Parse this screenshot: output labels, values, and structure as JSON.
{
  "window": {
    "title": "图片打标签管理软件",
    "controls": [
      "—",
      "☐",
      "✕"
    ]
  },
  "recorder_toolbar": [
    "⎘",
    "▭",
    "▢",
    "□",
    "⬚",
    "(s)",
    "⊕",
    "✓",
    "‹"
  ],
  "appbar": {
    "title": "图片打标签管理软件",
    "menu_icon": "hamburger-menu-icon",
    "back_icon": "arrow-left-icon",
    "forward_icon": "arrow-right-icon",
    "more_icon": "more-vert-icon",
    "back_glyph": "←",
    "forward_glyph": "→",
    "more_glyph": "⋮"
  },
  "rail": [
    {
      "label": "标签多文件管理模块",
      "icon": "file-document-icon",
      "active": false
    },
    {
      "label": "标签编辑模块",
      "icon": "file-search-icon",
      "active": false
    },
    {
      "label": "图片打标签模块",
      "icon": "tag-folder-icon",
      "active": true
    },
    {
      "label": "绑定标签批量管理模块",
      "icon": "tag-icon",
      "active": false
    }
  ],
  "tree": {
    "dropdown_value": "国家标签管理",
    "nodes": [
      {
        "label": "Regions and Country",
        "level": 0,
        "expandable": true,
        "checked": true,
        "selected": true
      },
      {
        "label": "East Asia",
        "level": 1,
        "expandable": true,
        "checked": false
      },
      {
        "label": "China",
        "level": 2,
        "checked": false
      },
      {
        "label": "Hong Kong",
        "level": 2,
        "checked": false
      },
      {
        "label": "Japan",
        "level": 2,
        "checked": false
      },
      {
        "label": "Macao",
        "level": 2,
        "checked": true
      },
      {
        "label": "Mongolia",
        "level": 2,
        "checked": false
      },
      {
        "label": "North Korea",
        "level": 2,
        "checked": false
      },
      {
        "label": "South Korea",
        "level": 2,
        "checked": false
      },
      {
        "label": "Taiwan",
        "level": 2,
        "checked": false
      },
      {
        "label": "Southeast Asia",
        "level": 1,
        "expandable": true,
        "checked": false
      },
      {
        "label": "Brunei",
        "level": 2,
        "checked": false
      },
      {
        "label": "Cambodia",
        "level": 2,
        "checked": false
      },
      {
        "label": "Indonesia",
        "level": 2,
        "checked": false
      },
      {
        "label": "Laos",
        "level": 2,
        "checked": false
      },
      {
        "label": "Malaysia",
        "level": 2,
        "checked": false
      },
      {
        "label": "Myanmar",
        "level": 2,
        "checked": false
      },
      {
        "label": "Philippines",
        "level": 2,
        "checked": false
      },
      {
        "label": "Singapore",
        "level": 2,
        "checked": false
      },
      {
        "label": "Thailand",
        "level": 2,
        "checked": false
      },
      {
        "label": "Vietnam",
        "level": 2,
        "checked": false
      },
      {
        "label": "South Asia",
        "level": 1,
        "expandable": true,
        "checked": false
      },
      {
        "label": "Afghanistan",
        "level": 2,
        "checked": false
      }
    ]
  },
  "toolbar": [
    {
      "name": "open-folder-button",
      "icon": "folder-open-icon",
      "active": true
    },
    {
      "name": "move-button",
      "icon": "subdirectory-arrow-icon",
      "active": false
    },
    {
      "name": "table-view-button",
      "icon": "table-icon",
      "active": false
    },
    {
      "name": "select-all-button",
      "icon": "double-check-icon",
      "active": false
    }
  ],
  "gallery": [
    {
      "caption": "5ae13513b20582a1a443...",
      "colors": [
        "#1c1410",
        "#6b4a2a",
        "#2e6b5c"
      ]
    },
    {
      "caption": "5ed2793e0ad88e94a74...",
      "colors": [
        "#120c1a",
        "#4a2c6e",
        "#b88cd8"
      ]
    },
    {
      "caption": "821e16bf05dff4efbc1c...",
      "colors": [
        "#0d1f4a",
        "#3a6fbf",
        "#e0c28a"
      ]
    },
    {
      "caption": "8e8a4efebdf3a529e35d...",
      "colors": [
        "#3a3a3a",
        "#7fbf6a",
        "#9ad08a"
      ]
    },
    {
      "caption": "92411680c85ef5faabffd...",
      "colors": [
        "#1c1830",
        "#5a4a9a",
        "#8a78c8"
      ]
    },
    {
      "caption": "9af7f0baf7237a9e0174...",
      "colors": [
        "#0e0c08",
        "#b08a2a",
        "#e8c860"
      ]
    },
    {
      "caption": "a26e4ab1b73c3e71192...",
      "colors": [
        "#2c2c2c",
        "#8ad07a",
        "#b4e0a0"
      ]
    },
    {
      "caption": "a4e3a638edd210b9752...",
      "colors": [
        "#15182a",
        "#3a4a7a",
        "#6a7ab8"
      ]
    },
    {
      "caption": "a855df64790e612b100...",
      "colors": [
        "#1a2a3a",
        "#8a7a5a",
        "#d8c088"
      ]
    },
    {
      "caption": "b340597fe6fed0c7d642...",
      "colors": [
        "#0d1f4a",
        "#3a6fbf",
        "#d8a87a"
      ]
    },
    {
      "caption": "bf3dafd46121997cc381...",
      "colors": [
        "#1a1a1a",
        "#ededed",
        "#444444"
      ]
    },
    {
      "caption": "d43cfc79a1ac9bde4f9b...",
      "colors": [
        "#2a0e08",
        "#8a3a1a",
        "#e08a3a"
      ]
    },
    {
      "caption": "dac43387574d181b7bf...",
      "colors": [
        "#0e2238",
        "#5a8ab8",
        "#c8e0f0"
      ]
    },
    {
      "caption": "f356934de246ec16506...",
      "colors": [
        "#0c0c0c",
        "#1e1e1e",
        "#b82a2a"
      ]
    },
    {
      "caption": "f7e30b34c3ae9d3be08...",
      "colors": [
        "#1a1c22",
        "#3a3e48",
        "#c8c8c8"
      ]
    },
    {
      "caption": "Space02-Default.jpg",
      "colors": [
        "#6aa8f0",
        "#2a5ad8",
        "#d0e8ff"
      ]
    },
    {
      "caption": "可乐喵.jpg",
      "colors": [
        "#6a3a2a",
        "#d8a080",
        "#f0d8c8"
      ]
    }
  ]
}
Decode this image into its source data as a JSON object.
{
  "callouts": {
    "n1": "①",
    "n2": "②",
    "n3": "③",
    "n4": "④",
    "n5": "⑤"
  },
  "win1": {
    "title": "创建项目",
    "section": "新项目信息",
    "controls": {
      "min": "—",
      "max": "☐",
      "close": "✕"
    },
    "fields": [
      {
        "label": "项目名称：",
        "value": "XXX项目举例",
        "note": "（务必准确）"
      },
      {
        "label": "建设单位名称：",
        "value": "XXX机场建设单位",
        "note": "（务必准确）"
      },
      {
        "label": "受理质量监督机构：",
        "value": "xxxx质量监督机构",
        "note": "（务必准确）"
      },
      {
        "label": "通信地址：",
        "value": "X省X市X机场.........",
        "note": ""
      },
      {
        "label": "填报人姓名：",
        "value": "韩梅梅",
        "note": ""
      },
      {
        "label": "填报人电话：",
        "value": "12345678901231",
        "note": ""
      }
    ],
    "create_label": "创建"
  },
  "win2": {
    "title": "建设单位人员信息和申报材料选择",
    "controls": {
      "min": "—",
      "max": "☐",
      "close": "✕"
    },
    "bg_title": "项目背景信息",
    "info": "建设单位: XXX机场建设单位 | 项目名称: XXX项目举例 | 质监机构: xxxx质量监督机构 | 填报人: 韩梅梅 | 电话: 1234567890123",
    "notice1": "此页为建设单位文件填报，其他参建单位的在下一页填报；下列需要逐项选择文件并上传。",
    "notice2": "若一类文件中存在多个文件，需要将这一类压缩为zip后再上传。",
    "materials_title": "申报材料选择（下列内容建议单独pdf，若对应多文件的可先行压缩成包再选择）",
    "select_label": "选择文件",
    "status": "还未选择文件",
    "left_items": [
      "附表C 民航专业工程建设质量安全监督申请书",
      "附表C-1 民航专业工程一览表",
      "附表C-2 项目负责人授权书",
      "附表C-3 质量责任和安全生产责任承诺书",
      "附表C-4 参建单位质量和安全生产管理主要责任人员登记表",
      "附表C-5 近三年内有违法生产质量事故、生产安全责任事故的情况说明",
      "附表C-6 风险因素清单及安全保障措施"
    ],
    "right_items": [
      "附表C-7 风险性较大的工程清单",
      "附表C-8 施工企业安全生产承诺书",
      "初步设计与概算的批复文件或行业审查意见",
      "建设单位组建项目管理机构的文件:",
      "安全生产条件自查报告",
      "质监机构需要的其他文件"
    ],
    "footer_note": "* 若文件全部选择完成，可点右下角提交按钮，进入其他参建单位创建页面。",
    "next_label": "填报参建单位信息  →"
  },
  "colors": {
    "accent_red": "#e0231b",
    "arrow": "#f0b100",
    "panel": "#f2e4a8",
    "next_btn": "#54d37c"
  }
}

* * *

→ Directions
From the data, pick out every line that includes "Asia".

→ Response
        "label": "East Asia",
        "label": "Southeast Asia",
        "label": "South Asia",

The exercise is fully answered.